#### [PROBLEM]
Output each line exactly as it appears, skipping any embedded picture.

#### [LISTING]
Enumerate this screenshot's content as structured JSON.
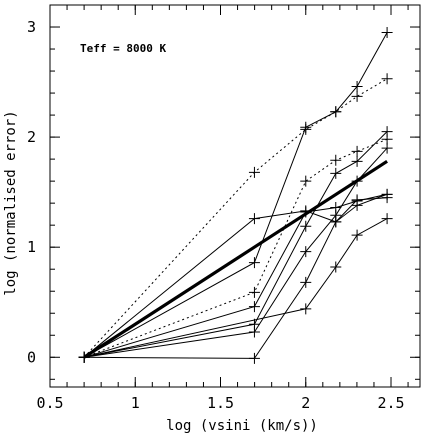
{
  "chart_data": {
    "type": "line",
    "annotation": "Teff = 8000 K",
    "xlabel": "log (vsini (km/s))",
    "ylabel": "log (normalised error)",
    "xlim": [
      0.5,
      2.67
    ],
    "ylim": [
      -0.27,
      3.2
    ],
    "xticks": [
      0.5,
      1,
      1.5,
      2,
      2.5
    ],
    "xtick_labels": [
      "0.5",
      "1",
      "1.5",
      "2",
      "2.5"
    ],
    "yticks": [
      0,
      1,
      2,
      3
    ],
    "ytick_labels": [
      "0",
      "1",
      "2",
      "3"
    ],
    "x_minor_step": 0.1,
    "y_minor_step": 0.2,
    "grid": false,
    "colors": {
      "line": "#000000",
      "background": "#ffffff"
    },
    "fit_line": {
      "x": [
        0.7,
        2.477
      ],
      "y": [
        0.0,
        1.78
      ],
      "style": "bold"
    },
    "series": [
      {
        "style": "solid",
        "x": [
          0.7,
          1.699,
          2.0,
          2.176,
          2.301,
          2.477
        ],
        "y": [
          0.0,
          1.26,
          1.33,
          1.23,
          1.43,
          1.45
        ]
      },
      {
        "style": "solid",
        "x": [
          0.7,
          1.699,
          2.0,
          2.176,
          2.301,
          2.477
        ],
        "y": [
          0.0,
          0.86,
          2.09,
          2.23,
          2.46,
          2.95
        ]
      },
      {
        "style": "solid",
        "x": [
          0.7,
          1.699,
          2.0,
          2.176,
          2.301,
          2.477
        ],
        "y": [
          0.0,
          0.46,
          1.32,
          1.36,
          1.42,
          1.48
        ]
      },
      {
        "style": "solid",
        "x": [
          0.7,
          1.699,
          2.0,
          2.176,
          2.301,
          2.477
        ],
        "y": [
          0.0,
          0.3,
          1.19,
          1.67,
          1.78,
          2.05
        ]
      },
      {
        "style": "solid",
        "x": [
          0.7,
          1.699,
          2.0,
          2.176,
          2.301,
          2.477
        ],
        "y": [
          0.0,
          0.23,
          0.96,
          1.29,
          1.6,
          1.9
        ]
      },
      {
        "style": "solid",
        "x": [
          0.7,
          1.699,
          2.0,
          2.176,
          2.301,
          2.477
        ],
        "y": [
          0.0,
          -0.01,
          0.68,
          1.23,
          1.38,
          1.48
        ]
      },
      {
        "style": "solid",
        "x": [
          0.7,
          2.0,
          2.176,
          2.301,
          2.477
        ],
        "y": [
          0.0,
          0.44,
          0.82,
          1.11,
          1.26
        ]
      },
      {
        "style": "dotted",
        "x": [
          0.7,
          1.699,
          2.0,
          2.176,
          2.301,
          2.477
        ],
        "y": [
          0.0,
          1.68,
          2.07,
          2.23,
          2.37,
          2.53
        ]
      },
      {
        "style": "dotted",
        "x": [
          0.7,
          1.699,
          2.0,
          2.176,
          2.301,
          2.477
        ],
        "y": [
          0.0,
          0.59,
          1.6,
          1.79,
          1.87,
          1.98
        ]
      }
    ]
  }
}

#### [SOLUTION TO THE EXERCISE]
Enumerate this screenshot's content as structured JSON.
{
  "chart_data": {
    "type": "line",
    "annotation": "Teff = 8000 K",
    "xlabel": "log (vsini (km/s))",
    "ylabel": "log (normalised error)",
    "xlim": [
      0.5,
      2.67
    ],
    "ylim": [
      -0.27,
      3.2
    ],
    "xticks": [
      0.5,
      1,
      1.5,
      2,
      2.5
    ],
    "xtick_labels": [
      "0.5",
      "1",
      "1.5",
      "2",
      "2.5"
    ],
    "yticks": [
      0,
      1,
      2,
      3
    ],
    "ytick_labels": [
      "0",
      "1",
      "2",
      "3"
    ],
    "x_minor_step": 0.1,
    "y_minor_step": 0.2,
    "grid": false,
    "colors": {
      "line": "#000000",
      "background": "#ffffff"
    },
    "fit_line": {
      "x": [
        0.7,
        2.477
      ],
      "y": [
        0.0,
        1.78
      ],
      "style": "bold"
    },
    "series": [
      {
        "style": "solid",
        "x": [
          0.7,
          1.699,
          2.0,
          2.176,
          2.301,
          2.477
        ],
        "y": [
          0.0,
          1.26,
          1.33,
          1.23,
          1.43,
          1.45
        ]
      },
      {
        "style": "solid",
        "x": [
          0.7,
          1.699,
          2.0,
          2.176,
          2.301,
          2.477
        ],
        "y": [
          0.0,
          0.86,
          2.09,
          2.23,
          2.46,
          2.95
        ]
      },
      {
        "style": "solid",
        "x": [
          0.7,
          1.699,
          2.0,
          2.176,
          2.301,
          2.477
        ],
        "y": [
          0.0,
          0.46,
          1.32,
          1.36,
          1.42,
          1.48
        ]
      },
      {
        "style": "solid",
        "x": [
          0.7,
          1.699,
          2.0,
          2.176,
          2.301,
          2.477
        ],
        "y": [
          0.0,
          0.3,
          1.19,
          1.67,
          1.78,
          2.05
        ]
      },
      {
        "style": "solid",
        "x": [
          0.7,
          1.699,
          2.0,
          2.176,
          2.301,
          2.477
        ],
        "y": [
          0.0,
          0.23,
          0.96,
          1.29,
          1.6,
          1.9
        ]
      },
      {
        "style": "solid",
        "x": [
          0.7,
          1.699,
          2.0,
          2.176,
          2.301,
          2.477
        ],
        "y": [
          0.0,
          -0.01,
          0.68,
          1.23,
          1.38,
          1.48
        ]
      },
      {
        "style": "solid",
        "x": [
          0.7,
          2.0,
          2.176,
          2.301,
          2.477
        ],
        "y": [
          0.0,
          0.44,
          0.82,
          1.11,
          1.26
        ]
      },
      {
        "style": "dotted",
        "x": [
          0.7,
          1.699,
          2.0,
          2.176,
          2.301,
          2.477
        ],
        "y": [
          0.0,
          1.68,
          2.07,
          2.23,
          2.37,
          2.53
        ]
      },
      {
        "style": "dotted",
        "x": [
          0.7,
          1.699,
          2.0,
          2.176,
          2.301,
          2.477
        ],
        "y": [
          0.0,
          0.59,
          1.6,
          1.79,
          1.87,
          1.98
        ]
      }
    ]
  }
}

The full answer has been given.